>> BEGIN

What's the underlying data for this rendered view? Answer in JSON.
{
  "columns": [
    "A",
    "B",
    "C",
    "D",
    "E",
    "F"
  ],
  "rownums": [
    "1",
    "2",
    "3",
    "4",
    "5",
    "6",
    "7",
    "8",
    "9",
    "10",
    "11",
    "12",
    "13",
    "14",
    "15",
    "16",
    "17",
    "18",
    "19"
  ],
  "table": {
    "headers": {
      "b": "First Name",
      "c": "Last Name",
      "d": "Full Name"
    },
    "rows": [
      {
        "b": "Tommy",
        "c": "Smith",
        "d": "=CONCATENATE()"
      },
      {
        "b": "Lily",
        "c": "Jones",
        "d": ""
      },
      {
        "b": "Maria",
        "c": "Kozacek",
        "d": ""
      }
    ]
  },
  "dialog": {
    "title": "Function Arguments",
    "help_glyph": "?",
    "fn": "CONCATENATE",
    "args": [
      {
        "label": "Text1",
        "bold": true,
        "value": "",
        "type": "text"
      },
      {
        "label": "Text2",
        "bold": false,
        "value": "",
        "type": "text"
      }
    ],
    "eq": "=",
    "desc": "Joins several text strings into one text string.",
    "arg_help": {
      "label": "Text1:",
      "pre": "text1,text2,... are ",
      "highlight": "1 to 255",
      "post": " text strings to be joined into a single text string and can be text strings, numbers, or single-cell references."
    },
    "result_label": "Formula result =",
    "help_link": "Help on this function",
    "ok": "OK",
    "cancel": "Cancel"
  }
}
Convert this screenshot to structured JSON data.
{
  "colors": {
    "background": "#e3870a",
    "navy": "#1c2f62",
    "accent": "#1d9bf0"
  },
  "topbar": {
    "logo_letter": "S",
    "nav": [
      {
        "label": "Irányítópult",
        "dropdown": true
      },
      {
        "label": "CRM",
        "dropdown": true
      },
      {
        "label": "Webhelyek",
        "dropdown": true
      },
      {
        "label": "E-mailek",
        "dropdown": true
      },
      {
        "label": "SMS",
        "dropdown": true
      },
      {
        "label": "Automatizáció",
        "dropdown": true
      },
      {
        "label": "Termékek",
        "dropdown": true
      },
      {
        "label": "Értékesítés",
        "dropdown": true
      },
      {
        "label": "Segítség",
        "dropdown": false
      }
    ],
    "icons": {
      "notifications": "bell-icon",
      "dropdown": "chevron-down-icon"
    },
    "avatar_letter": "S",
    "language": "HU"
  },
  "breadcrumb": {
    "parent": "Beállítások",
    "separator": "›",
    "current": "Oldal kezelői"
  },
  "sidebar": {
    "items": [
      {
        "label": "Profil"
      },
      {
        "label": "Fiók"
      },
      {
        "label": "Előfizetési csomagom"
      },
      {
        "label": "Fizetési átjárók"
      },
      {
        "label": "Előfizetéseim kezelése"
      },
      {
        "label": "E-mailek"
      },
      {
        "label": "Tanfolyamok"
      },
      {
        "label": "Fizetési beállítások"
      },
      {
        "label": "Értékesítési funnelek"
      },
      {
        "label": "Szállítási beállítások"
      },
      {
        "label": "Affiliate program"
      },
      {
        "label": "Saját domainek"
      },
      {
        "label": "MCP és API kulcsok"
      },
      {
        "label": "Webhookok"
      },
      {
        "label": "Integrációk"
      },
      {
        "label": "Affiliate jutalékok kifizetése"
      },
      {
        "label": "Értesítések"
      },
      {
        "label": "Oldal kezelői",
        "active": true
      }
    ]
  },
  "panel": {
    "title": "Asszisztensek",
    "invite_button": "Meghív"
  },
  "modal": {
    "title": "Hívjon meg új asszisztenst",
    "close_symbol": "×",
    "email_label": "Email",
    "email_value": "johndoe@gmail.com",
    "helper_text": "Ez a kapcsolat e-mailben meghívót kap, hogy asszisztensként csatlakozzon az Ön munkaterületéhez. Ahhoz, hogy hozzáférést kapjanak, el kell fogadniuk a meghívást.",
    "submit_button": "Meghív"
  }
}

>> END

__Aim of the exercise__
Say how many lines contain the string "JSON", giving nothing but the count.

__Answer in full__
2